OBJECTIF ▸
Reprenez, s'il vous plaît, le texte ci-dessous sur l'Éducation nationale face à l'affaire Samuel Paty et prolongez-le à la suite de sa dernière phrase.

TEXTE CITÉ ▸
:::::

Pour l’Éducation nationale, le dialogue prime la sanction

Mais les deux hommes recourent aussi à des éléments de langage exogènes à leur religion, sémantique creuse empruntée à l’ennemi pour être retournée contre lui. « Pour eux, on est pas égal à eux (sic), pourquoi ils montrent ça sur notre religion à nous, ils veulent nous rabaisser ! » expose Zaina. La rhétorique de l’humiliation, traditionnelle dans le monde arabo-musulman, se teinte ici d’une inflexion stratégique empruntée aux droits de l’homme : l’égalité politique et juridique des citoyens serait mise à mal, au profit du rabaissement délibéré des musulmans. S’ensuit, tout aussi perverse, l’accusation larvée de pédophilie envers Samuel Paty qui, affirme Sefrioui, « montre des photos d’un homme nu à des enfants de 13 ans », et ce « sans doute depuis des années ». « Touchez pas à nos enfants ! » conclut-il la larme à l’œil : de quoi émouvoir toute âme sensible, musulmane ou pas, tout comme la déclaration de Zaina qui « n’a plus envie d’aller au cours de ce prof ». Voilà donc le coupable de son éventuel échec scolaire : Samuel Paty, professeur abject obéissant aux consignes du président, qui l’a éloignée de l’école à coups de stigmatisation, d’humiliation et de photos d’un homme nu. Les ficelles sont énormes. Mais l’institution feignant de ne pas les voir, elles gagnent en efficacité au fil du temps.

Abdelhakim Sefrioui, interpellé lors d'une manifestation non autorisée de soutien à la Palestine, 29 décembre 2012. ©Miguel MEDINA/AFP
Abdelhakim Sefrioui, interpellé lors d’une manifestation non autorisée de soutien à la Palestine, 29 décembre 2012. ©Miguel MEDINA/AFP

Les remous créés par les deux islamistes autour du cours de Samuel Paty alertent les renseignements territoriaux du 78. Leur note a dû rappeler des souvenirs à pas mal de professeurs : le protocole appliqué à Samuel Paty correspond en effet au modus operandi mis en place par l’Éducation nationale pour traiter les « incidents » impliquant des élèves musulmans. La complaisance de l’institution envers l’islam, seule religion en France à revendiquer sans relâche et depuis 1989 un régime dérogatoire, trouve sa source dans l’idéologie qui prévaut en salle des profs et dans les bureaux : récusation du concept d’autorité, exaltation de la victime, refus de croire à l’existence du mal, hantise ontologique du conflit. On ne sanctionne plus, on dialogue. On ne condamne plus, on comprend. La violence n’est que le fruit de l’ignorance, de la misère sociale, d’une pédagogie inadaptée, d’un passé colonial pas vraiment passé, etc. L’altérité civilisationnelle n’est jamais irréductible, toujours soluble dans un « vivre-ensemble » empathique et généreux.

:::::

MATÉRIAU ▸
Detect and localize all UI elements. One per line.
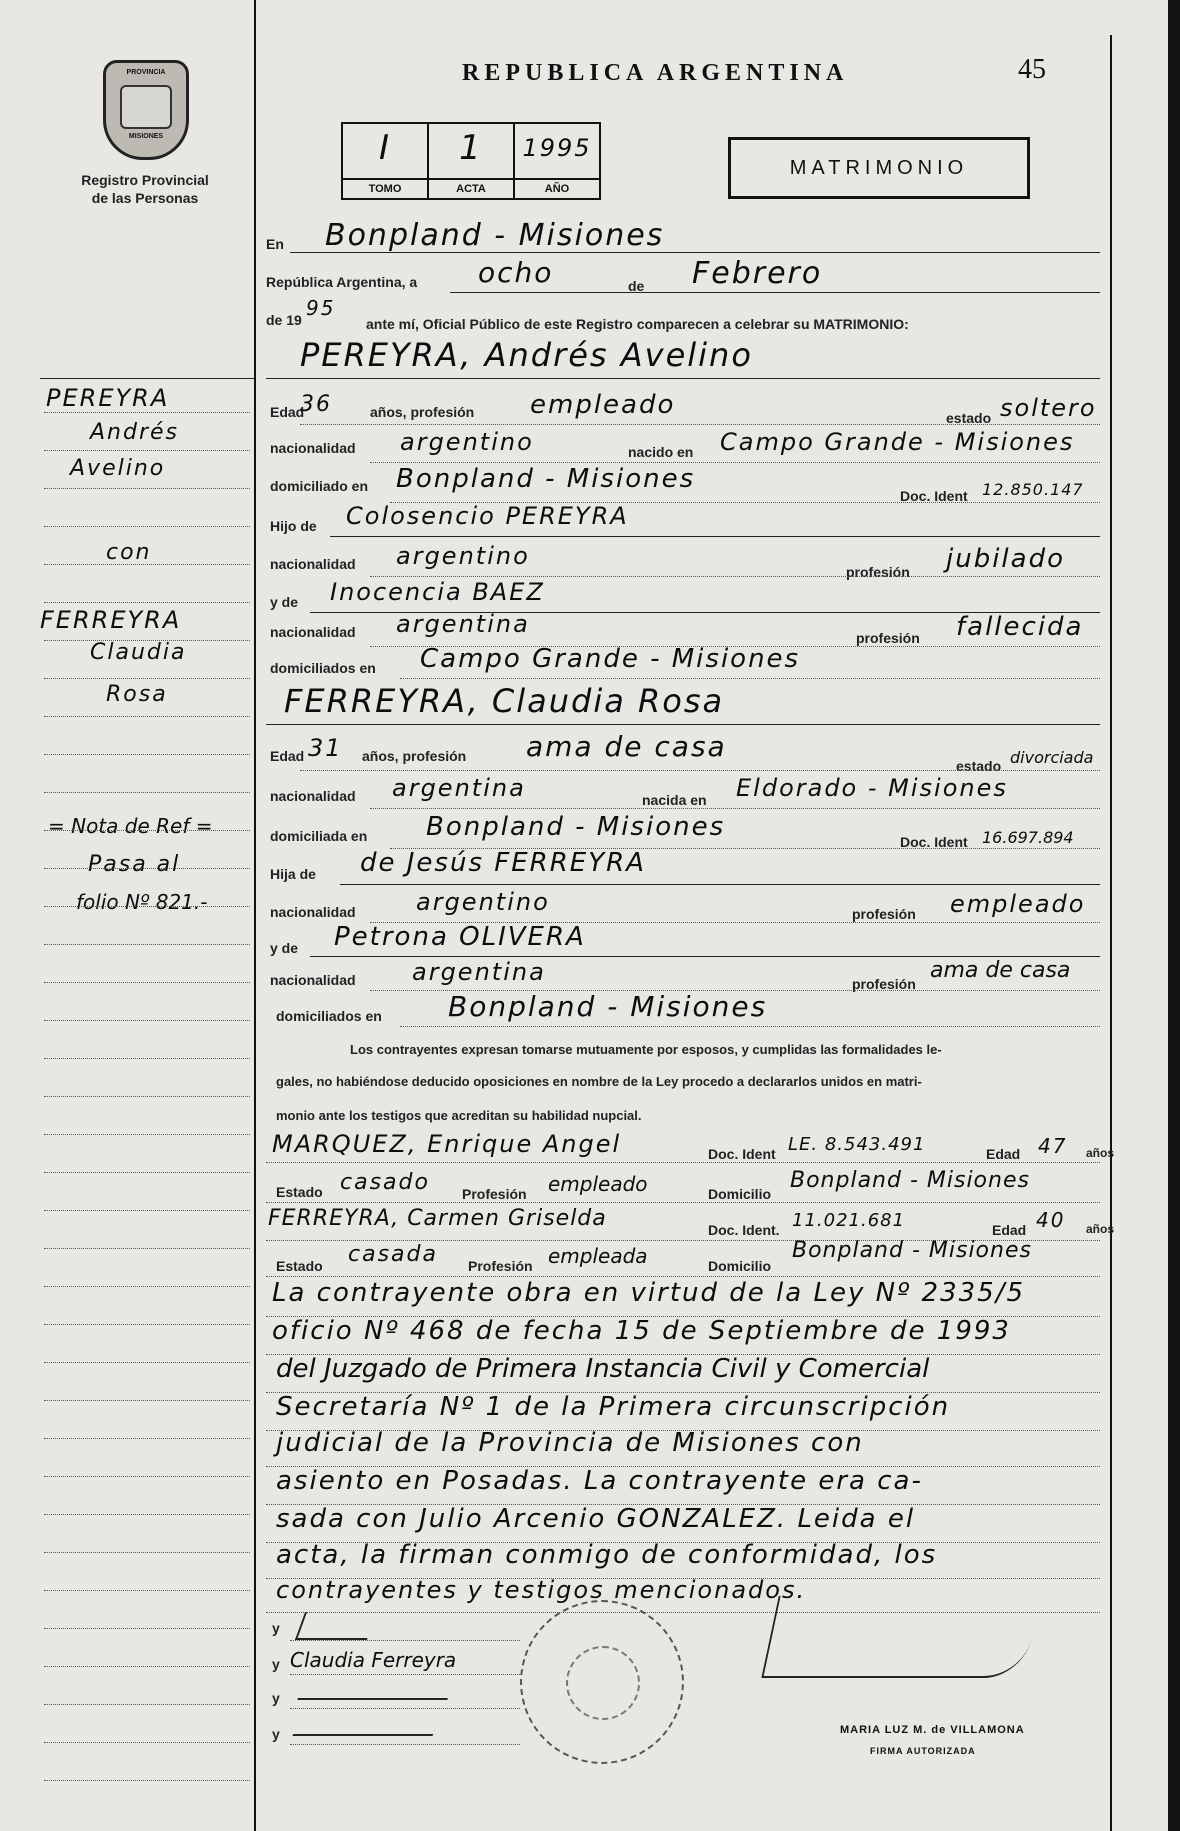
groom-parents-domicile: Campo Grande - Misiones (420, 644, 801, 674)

:::::

PROBLÈME RÉSOLU ▸
Samuel Paty lâchement abandonné par sa hiérarchie

Maillons d’un système qui tend à les priver de légitimité hiérarchique envers leurs élèves, eux-mêmes marqués par l’idéologie, les profs ont développé une forme d’autocensure. Ainsi, avant de montrer les caricatures, Samuel Paty a-t-il prévenu les élèves potentiellement sensibles à la représentation de Mahomet qu’ils pouvaient fermer les yeux. Un enseignant le sait par expérience, les élèves musulmans sont le plus souvent très susceptibles dès qu’il s’agit de leur religion. Soumise en droit à la loi de 1905 qui interdit dans son principe ce genre de considérations, mais confrontée aux revendications constantes de l’islam, l’Éducation nationale déploie depuis des décennies des trésors d’ingéniosité pour ménager cette sensibilité exacerbée et virulente, à coups de « textes » et de « droits » sortis d’on ne sait où, mais qui donnent un vernis juridique et officiel à ce qu’il faut bien appeler par son nom, un ethnodifférentialisme centré sur l’appartenance à l’islam. Mais l’islam est en guerre, et de la volonté conciliatrice de l’ennemi, il fait précisément son carburant. Ainsi, après l’imam en colère, la fille traumatisée et le père offensé, c’est la mère outragée qui appelle la principale du collège : sa fille a été exclue, car musulmane. Interprétée comme un aveu de faiblesse et de soumission, la précaution prise par Samuel Paty avec sa classe a donc été retournée par les islamistes contre l’institution qui l’y a poussé, devenant entre leurs mains une « stigmatisation » ethnoreligieuse contraire à la laïcité. Par le champ qu’elle octroie depuis des décennies aux revendications musulmanes, c’est bien l’Éducation nationale qui a permis cette inversion accusatoire.

Qu’a fait la principale face à des accusations dont elle avait tout loisir de prouver la fausseté ? Cette dame a réagi comme il était attendu qu’elle le fasse et comme cela est, de ce fait, couramment pratiqué : face à sa classe et en présence de sa supérieure, Samuel Paty a dû présenter ses excuses pour une faute qu’il n’avait pas commise. Là encore, rien que d’ordinaire : la sanction de l’élève étant interdite par l’institution et l’exclusion quasi impossible, les professeurs ayant subi des « incidents » sont depuis bien longtemps invités à demander le pardon de l’élève qui les a intimidés, insultés, menacés, lors de séances de « remédiation » organisées par l’administration. Cet attentat contre le bon sens porte un beau nom : l’« apaisement ». Le terme figure en conclusion de la note des RT – la situation au collège est désormais « apaisée »… Dans ce cas précis, l’humiliation de Samuel Paty par sa hiérarchie ne suffit pas : les parents refusant de le rencontrer appellent à manifester devant le lycée. Ils savent que la hantise absolue d’un directeur d’établissement est d’être repéré par le rectorat pour avoir eu des barbus accrochés aux grilles de son établissement.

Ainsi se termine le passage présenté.